● **Your goal**
Are you able to quote each entry exactly as written?

--- BEGIN Excerpted data ---

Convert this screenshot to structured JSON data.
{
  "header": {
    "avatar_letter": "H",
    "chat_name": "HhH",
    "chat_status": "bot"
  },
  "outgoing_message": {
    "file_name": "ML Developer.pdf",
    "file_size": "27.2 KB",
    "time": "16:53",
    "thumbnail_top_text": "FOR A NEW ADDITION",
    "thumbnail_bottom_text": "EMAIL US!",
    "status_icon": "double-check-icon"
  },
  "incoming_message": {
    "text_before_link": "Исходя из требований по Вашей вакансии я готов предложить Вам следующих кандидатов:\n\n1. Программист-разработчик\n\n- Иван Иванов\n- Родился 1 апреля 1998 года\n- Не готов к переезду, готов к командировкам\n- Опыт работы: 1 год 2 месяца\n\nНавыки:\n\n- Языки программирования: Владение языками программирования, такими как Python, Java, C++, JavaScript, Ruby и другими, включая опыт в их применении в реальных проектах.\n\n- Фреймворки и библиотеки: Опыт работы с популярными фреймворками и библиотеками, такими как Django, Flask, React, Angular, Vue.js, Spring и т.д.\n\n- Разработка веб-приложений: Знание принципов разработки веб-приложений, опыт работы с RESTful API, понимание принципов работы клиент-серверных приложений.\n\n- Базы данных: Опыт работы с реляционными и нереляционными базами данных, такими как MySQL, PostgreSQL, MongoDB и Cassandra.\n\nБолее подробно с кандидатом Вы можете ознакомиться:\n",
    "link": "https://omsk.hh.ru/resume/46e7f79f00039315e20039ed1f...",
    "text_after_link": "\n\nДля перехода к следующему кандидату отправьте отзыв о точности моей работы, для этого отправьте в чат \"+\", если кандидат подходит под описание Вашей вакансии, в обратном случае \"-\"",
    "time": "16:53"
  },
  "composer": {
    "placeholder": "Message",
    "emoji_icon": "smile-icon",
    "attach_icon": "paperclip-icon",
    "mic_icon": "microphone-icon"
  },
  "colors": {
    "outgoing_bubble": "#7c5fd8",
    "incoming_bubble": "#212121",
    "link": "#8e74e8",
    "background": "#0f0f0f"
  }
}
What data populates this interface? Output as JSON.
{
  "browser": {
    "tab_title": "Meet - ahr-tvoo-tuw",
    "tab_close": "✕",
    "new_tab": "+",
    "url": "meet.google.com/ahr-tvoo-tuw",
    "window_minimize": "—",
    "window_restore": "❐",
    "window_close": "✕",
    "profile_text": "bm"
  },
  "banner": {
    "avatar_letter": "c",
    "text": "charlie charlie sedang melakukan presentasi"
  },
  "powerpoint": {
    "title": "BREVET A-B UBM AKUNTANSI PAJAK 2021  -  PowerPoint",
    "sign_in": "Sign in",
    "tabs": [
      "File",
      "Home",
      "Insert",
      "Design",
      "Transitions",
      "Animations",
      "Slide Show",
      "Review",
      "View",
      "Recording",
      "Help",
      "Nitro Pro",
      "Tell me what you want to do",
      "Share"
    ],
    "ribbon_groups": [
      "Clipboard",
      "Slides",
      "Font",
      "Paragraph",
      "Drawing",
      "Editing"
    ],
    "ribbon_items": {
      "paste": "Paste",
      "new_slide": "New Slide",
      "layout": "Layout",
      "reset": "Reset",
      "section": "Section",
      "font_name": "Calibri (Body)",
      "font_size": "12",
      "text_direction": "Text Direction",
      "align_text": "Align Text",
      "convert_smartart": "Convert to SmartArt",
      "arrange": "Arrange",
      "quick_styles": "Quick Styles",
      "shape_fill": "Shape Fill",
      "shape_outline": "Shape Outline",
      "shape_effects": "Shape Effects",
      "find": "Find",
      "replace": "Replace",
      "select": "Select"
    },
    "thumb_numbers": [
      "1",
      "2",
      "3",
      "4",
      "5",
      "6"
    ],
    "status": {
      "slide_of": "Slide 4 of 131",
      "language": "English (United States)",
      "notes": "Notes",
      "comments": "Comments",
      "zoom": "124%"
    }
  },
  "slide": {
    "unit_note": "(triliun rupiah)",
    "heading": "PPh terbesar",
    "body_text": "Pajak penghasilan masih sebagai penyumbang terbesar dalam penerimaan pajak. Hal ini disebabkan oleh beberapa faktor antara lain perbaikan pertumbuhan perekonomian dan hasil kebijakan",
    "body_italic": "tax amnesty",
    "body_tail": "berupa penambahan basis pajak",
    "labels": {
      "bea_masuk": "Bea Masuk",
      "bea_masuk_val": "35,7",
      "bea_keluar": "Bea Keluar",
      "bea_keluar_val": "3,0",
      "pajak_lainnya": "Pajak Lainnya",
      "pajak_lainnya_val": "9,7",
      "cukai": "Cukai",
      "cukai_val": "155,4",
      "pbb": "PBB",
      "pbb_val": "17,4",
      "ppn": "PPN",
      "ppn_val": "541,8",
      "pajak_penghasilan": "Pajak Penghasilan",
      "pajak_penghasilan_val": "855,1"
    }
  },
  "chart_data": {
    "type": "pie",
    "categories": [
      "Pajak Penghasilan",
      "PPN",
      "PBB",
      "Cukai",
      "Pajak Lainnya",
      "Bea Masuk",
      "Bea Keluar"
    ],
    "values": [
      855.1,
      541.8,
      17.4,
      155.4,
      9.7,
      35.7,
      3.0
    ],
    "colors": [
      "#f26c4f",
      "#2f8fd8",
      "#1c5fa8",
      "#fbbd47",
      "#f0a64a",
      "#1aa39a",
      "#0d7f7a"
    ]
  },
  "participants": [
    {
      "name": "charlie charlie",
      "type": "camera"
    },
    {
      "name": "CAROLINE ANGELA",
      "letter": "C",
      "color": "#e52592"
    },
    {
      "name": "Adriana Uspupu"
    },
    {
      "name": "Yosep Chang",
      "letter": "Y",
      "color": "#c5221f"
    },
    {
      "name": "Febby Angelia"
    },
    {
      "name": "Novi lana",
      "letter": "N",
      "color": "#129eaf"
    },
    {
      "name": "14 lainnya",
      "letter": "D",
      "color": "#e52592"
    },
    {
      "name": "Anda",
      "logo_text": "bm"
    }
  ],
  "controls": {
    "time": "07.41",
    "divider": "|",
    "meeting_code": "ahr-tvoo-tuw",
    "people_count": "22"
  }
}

--- END Excerpted data ---

● **Solution for this exercise**
Convert this screenshot to structured JSON data.
{
  "header": {
    "avatar_letter": "H",
    "chat_name": "HhH",
    "chat_status": "bot"
  },
  "outgoing_message": {
    "file_name": "ML Developer.pdf",
    "file_size": "27.2 KB",
    "time": "16:53",
    "thumbnail_top_text": "FOR A NEW ADDITION",
    "thumbnail_bottom_text": "EMAIL US!",
    "status_icon": "double-check-icon"
  },
  "incoming_message": {
    "text_before_link": "Исходя из требований по Вашей вакансии я готов предложить Вам следующих кандидатов:\n\n1. Программист-разработчик\n\n- Иван Иванов\n- Родился 1 апреля 1998 года\n- Не готов к переезду, готов к командировкам\n- Опыт работы: 1 год 2 месяца\n\nНавыки:\n\n- Языки программирования: Владение языками программирования, такими как Python, Java, C++, JavaScript, Ruby и другими, включая опыт в их применении в реальных проектах.\n\n- Фреймворки и библиотеки: Опыт работы с популярными фреймворками и библиотеками, такими как Django, Flask, React, Angular, Vue.js, Spring и т.д.\n\n- Разработка веб-приложений: Знание принципов разработки веб-приложений, опыт работы с RESTful API, понимание принципов работы клиент-серверных приложений.\n\n- Базы данных: Опыт работы с реляционными и нереляционными базами данных, такими как MySQL, PostgreSQL, MongoDB и Cassandra.\n\nБолее подробно с кандидатом Вы можете ознакомиться:\n",
    "link": "https://omsk.hh.ru/resume/46e7f79f00039315e20039ed1f...",
    "text_after_link": "\n\nДля перехода к следующему кандидату отправьте отзыв о точности моей работы, для этого отправьте в чат \"+\", если кандидат подходит под описание Вашей вакансии, в обратном случае \"-\"",
    "time": "16:53"
  },
  "composer": {
    "placeholder": "Message",
    "emoji_icon": "smile-icon",
    "attach_icon": "paperclip-icon",
    "mic_icon": "microphone-icon"
  },
  "colors": {
    "outgoing_bubble": "#7c5fd8",
    "incoming_bubble": "#212121",
    "link": "#8e74e8",
    "background": "#0f0f0f"
  }
}
What data populates this interface? Output as JSON.
{
  "browser": {
    "tab_title": "Meet - ahr-tvoo-tuw",
    "tab_close": "✕",
    "new_tab": "+",
    "url": "meet.google.com/ahr-tvoo-tuw",
    "window_minimize": "—",
    "window_restore": "❐",
    "window_close": "✕",
    "profile_text": "bm"
  },
  "banner": {
    "avatar_letter": "c",
    "text": "charlie charlie sedang melakukan presentasi"
  },
  "powerpoint": {
    "title": "BREVET A-B UBM AKUNTANSI PAJAK 2021  -  PowerPoint",
    "sign_in": "Sign in",
    "tabs": [
      "File",
      "Home",
      "Insert",
      "Design",
      "Transitions",
      "Animations",
      "Slide Show",
      "Review",
      "View",
      "Recording",
      "Help",
      "Nitro Pro",
      "Tell me what you want to do",
      "Share"
    ],
    "ribbon_groups": [
      "Clipboard",
      "Slides",
      "Font",
      "Paragraph",
      "Drawing",
      "Editing"
    ],
    "ribbon_items": {
      "paste": "Paste",
      "new_slide": "New Slide",
      "layout": "Layout",
      "reset": "Reset",
      "section": "Section",
      "font_name": "Calibri (Body)",
      "font_size": "12",
      "text_direction": "Text Direction",
      "align_text": "Align Text",
      "convert_smartart": "Convert to SmartArt",
      "arrange": "Arrange",
      "quick_styles": "Quick Styles",
      "shape_fill": "Shape Fill",
      "shape_outline": "Shape Outline",
      "shape_effects": "Shape Effects",
      "find": "Find",
      "replace": "Replace",
      "select": "Select"
    },
    "thumb_numbers": [
      "1",
      "2",
      "3",
      "4",
      "5",
      "6"
    ],
    "status": {
      "slide_of": "Slide 4 of 131",
      "language": "English (United States)",
      "notes": "Notes",
      "comments": "Comments",
      "zoom": "124%"
    }
  },
  "slide": {
    "unit_note": "(triliun rupiah)",
    "heading": "PPh terbesar",
    "body_text": "Pajak penghasilan masih sebagai penyumbang terbesar dalam penerimaan pajak. Hal ini disebabkan oleh beberapa faktor antara lain perbaikan pertumbuhan perekonomian dan hasil kebijakan",
    "body_italic": "tax amnesty",
    "body_tail": "berupa penambahan basis pajak",
    "labels": {
      "bea_masuk": "Bea Masuk",
      "bea_masuk_val": "35,7",
      "bea_keluar": "Bea Keluar",
      "bea_keluar_val": "3,0",
      "pajak_lainnya": "Pajak Lainnya",
      "pajak_lainnya_val": "9,7",
      "cukai": "Cukai",
      "cukai_val": "155,4",
      "pbb": "PBB",
      "pbb_val": "17,4",
      "ppn": "PPN",
      "ppn_val": "541,8",
      "pajak_penghasilan": "Pajak Penghasilan",
      "pajak_penghasilan_val": "855,1"
    }
  },
  "chart_data": {
    "type": "pie",
    "categories": [
      "Pajak Penghasilan",
      "PPN",
      "PBB",
      "Cukai",
      "Pajak Lainnya",
      "Bea Masuk",
      "Bea Keluar"
    ],
    "values": [
      855.1,
      541.8,
      17.4,
      155.4,
      9.7,
      35.7,
      3.0
    ],
    "colors": [
      "#f26c4f",
      "#2f8fd8",
      "#1c5fa8",
      "#fbbd47",
      "#f0a64a",
      "#1aa39a",
      "#0d7f7a"
    ]
  },
  "participants": [
    {
      "name": "charlie charlie",
      "type": "camera"
    },
    {
      "name": "CAROLINE ANGELA",
      "letter": "C",
      "color": "#e52592"
    },
    {
      "name": "Adriana Uspupu"
    },
    {
      "name": "Yosep Chang",
      "letter": "Y",
      "color": "#c5221f"
    },
    {
      "name": "Febby Angelia"
    },
    {
      "name": "Novi lana",
      "letter": "N",
      "color": "#129eaf"
    },
    {
      "name": "14 lainnya",
      "letter": "D",
      "color": "#e52592"
    },
    {
      "name": "Anda",
      "logo_text": "bm"
    }
  ],
  "controls": {
    "time": "07.41",
    "divider": "|",
    "meeting_code": "ahr-tvoo-tuw",
    "people_count": "22"
  }
}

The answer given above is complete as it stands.